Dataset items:

────────

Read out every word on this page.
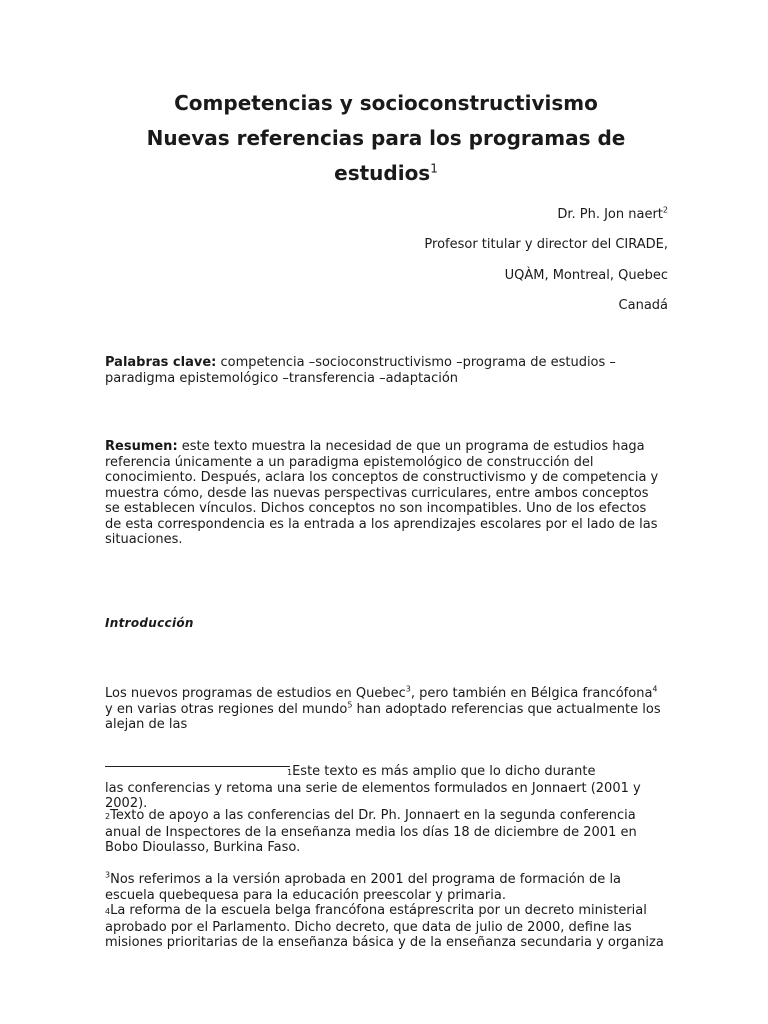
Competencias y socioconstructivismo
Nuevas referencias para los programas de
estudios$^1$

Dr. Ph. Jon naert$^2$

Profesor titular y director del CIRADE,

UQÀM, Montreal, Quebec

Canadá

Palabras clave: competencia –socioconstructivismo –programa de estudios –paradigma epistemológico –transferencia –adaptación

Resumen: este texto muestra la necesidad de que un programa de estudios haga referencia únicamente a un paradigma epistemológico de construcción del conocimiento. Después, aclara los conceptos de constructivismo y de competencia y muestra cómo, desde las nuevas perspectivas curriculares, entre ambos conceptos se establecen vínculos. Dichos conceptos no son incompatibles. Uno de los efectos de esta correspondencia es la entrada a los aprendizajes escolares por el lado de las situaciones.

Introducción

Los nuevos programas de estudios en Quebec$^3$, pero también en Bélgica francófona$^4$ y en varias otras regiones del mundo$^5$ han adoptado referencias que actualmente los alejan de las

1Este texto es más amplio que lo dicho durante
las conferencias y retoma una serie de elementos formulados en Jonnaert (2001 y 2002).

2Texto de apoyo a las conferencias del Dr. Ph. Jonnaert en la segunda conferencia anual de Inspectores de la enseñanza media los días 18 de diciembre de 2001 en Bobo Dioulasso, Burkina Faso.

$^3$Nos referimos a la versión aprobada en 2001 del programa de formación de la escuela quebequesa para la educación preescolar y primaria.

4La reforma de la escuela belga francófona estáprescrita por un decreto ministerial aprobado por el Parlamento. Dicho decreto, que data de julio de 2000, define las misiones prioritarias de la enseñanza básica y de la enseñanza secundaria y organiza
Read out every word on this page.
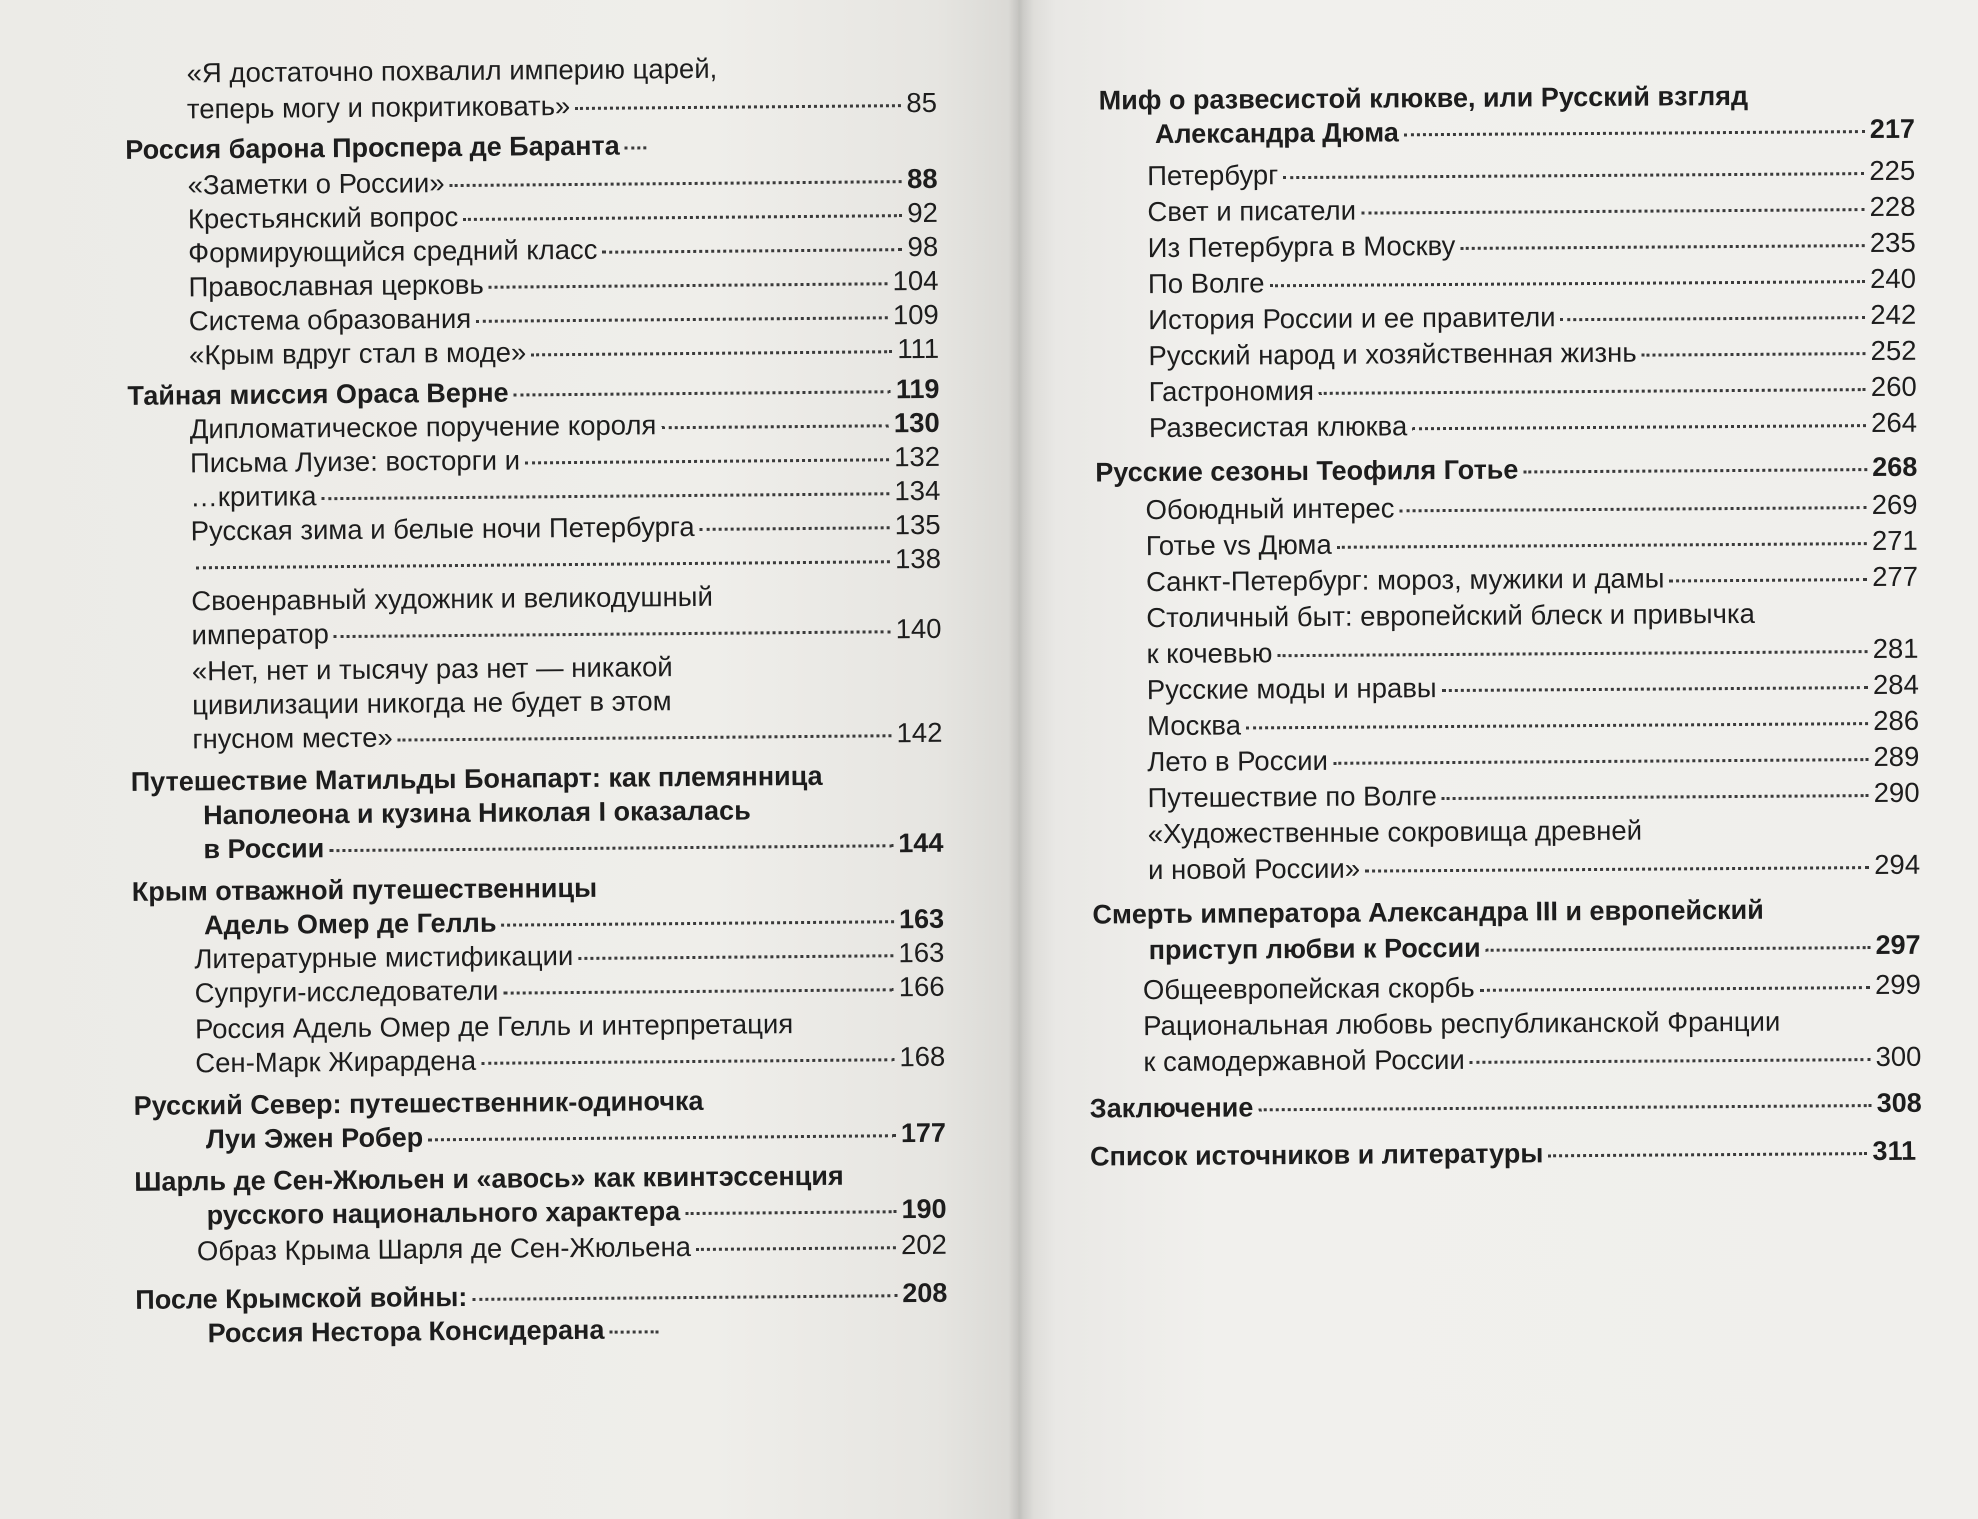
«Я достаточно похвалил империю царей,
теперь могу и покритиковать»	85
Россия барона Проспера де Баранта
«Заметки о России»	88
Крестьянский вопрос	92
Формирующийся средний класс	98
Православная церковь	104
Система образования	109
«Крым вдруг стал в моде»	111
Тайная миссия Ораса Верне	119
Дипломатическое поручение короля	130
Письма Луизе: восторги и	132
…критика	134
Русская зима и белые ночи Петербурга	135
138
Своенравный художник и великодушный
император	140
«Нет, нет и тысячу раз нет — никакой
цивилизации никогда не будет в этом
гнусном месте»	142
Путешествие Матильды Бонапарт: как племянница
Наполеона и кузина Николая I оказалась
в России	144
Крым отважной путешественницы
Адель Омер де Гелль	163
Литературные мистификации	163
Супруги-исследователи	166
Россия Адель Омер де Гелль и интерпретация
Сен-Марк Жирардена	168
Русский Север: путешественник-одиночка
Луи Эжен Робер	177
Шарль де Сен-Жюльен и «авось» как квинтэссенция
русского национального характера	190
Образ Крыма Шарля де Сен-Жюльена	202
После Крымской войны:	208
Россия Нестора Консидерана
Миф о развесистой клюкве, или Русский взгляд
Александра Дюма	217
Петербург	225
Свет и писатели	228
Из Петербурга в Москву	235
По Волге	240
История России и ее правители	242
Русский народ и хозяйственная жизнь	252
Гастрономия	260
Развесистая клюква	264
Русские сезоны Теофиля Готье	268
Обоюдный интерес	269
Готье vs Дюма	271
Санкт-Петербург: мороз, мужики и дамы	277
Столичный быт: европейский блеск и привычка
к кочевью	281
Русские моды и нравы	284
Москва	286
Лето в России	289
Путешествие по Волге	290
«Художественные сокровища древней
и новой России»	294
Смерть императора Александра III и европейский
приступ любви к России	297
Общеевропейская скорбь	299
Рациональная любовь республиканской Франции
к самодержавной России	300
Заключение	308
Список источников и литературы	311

────────

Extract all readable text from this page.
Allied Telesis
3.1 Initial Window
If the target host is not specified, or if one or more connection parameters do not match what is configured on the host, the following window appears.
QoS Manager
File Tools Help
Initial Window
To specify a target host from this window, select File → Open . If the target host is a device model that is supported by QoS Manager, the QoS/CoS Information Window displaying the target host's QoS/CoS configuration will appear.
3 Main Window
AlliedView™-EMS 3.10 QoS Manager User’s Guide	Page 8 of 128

────────

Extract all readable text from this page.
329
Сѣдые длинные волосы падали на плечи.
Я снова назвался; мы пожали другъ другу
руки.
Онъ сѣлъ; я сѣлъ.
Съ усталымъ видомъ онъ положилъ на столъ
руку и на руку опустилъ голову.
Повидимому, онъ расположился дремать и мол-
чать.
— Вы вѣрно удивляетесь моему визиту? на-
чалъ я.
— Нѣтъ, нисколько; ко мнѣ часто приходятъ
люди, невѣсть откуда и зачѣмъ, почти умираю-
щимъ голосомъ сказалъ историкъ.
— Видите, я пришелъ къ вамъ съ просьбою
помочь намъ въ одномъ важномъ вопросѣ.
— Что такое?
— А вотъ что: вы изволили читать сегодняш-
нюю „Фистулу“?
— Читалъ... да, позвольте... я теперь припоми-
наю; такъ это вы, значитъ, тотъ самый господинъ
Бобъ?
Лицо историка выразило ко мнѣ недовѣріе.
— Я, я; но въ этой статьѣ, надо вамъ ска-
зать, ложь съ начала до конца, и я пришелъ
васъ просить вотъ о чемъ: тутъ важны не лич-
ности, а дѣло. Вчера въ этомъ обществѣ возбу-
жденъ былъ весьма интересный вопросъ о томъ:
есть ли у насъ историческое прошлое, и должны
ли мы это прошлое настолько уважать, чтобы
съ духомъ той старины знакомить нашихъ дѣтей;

────────

Given request. Using the records above, pull out each line where the word "вамъ" occurs.

The answer.
— Видите, я пришелъ къ вамъ съ просьбою
— Я, я; но въ этой статьѣ, надо вамъ ска-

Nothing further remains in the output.